Give only a count of the lines that include the string "this".

------ Data to process

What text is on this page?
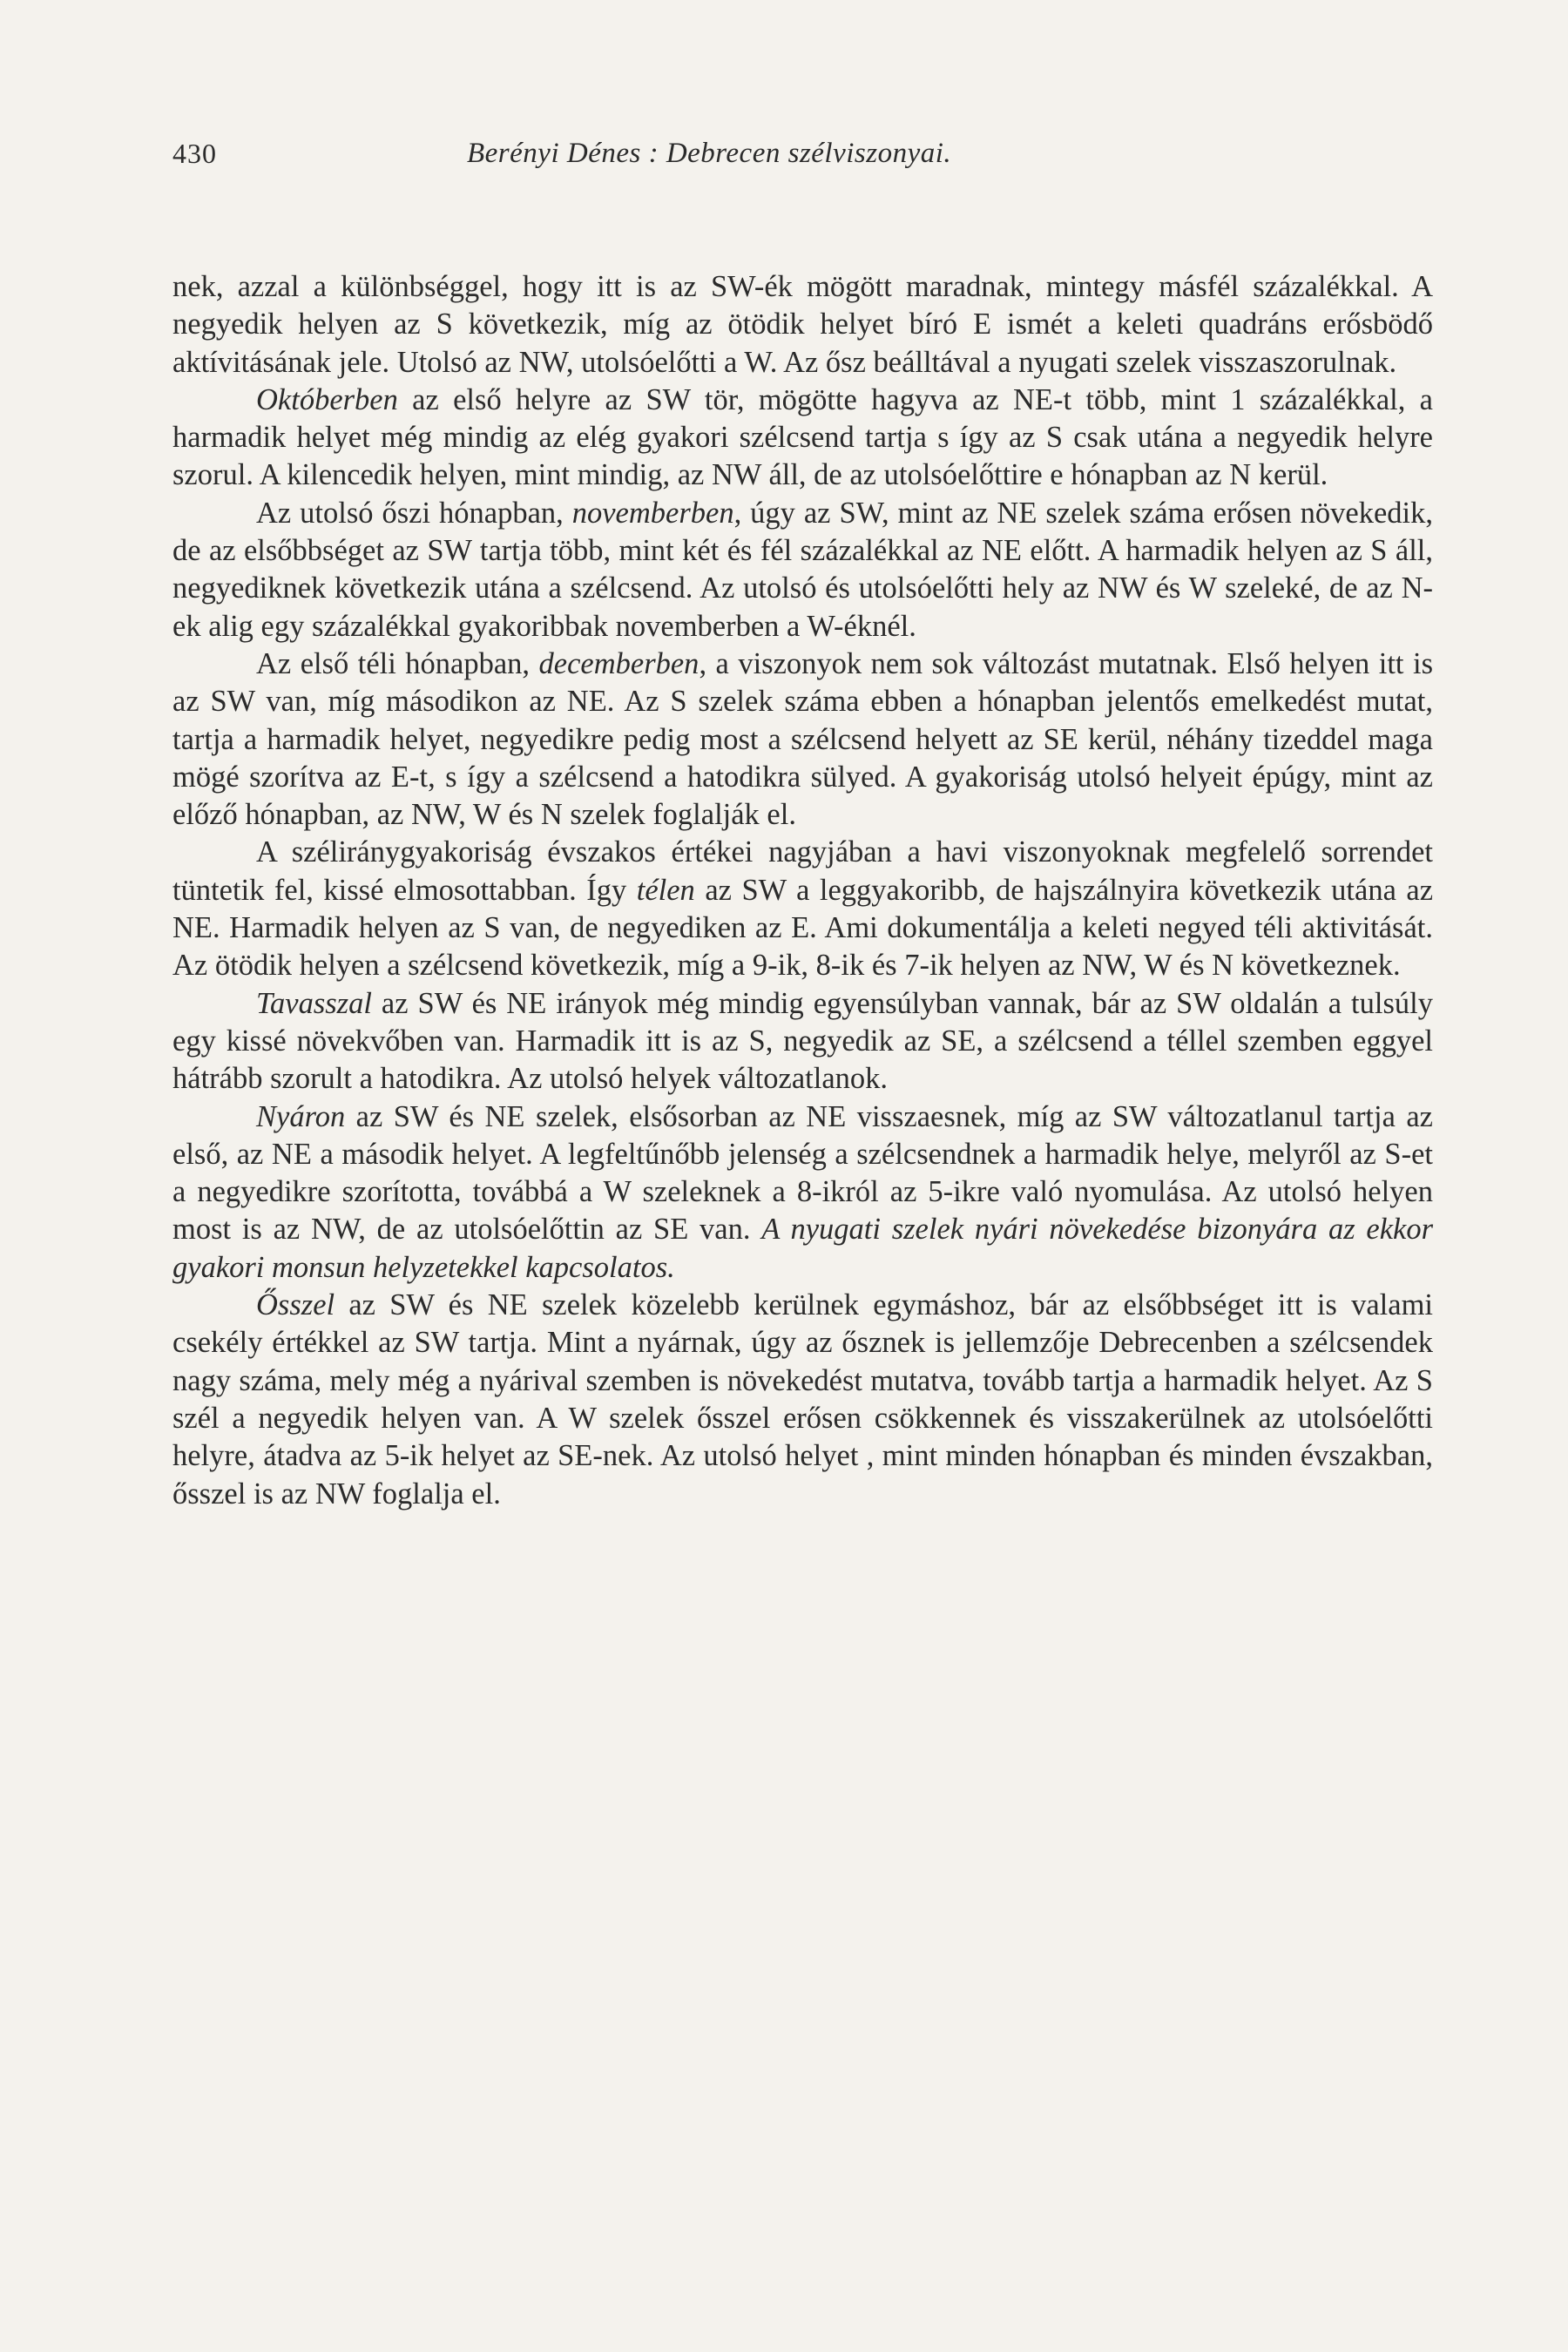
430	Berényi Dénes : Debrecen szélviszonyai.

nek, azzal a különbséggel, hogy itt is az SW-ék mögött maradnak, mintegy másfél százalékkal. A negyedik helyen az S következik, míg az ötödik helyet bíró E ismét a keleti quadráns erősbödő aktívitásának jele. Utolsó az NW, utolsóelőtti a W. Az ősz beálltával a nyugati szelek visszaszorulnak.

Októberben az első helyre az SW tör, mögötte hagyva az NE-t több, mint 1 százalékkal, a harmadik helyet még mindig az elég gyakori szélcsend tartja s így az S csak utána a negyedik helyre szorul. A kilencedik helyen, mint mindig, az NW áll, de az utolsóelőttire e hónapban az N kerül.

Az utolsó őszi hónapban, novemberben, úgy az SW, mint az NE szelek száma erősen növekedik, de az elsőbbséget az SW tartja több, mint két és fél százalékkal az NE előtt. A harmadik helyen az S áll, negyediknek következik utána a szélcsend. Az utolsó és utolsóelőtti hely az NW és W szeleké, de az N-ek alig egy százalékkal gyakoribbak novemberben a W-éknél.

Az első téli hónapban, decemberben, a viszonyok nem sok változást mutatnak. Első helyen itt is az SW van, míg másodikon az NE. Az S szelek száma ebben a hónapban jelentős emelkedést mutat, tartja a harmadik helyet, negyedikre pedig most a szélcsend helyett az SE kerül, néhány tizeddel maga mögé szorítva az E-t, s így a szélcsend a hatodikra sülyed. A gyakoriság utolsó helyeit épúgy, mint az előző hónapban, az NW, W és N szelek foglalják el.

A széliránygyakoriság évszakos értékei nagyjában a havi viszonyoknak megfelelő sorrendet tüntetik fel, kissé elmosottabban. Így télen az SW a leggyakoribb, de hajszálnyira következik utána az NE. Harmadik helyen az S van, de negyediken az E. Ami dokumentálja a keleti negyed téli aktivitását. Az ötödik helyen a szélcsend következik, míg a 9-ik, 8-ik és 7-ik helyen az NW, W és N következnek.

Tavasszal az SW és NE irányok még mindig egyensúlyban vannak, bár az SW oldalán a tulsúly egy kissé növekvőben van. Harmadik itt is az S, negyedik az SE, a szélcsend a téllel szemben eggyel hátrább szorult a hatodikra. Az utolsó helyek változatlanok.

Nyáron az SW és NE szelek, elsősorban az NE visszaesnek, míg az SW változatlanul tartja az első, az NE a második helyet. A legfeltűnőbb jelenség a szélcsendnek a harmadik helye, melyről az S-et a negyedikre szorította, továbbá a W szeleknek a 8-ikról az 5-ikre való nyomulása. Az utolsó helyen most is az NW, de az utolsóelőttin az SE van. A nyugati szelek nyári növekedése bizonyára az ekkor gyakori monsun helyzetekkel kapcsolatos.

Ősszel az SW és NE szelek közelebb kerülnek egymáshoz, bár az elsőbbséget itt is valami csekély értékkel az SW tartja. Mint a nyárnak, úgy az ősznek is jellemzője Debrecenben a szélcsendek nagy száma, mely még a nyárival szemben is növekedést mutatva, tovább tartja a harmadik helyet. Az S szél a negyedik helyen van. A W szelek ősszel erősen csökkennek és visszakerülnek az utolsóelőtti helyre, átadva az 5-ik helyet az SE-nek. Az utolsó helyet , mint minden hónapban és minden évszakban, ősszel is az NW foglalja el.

------------
------ Data to process

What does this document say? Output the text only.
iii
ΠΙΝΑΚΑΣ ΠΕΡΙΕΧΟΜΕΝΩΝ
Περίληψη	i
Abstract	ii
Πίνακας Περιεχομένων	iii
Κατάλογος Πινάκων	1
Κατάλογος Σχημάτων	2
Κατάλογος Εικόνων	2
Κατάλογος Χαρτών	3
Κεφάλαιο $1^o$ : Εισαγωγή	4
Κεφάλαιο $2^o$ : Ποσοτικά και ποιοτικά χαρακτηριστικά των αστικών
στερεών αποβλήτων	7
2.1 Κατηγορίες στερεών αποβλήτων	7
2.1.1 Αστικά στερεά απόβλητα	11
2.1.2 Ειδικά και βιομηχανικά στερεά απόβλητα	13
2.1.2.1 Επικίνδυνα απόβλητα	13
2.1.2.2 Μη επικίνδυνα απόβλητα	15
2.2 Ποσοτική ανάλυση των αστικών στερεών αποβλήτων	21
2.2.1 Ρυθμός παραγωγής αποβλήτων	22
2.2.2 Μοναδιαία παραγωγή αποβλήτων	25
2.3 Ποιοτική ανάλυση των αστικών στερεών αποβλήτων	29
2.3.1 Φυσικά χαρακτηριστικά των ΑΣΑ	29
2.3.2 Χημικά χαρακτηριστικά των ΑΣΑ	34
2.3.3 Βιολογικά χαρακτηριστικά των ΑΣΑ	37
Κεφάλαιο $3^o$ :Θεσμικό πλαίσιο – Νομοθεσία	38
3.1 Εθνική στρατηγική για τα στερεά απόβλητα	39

------------

• [Exercise response]: 2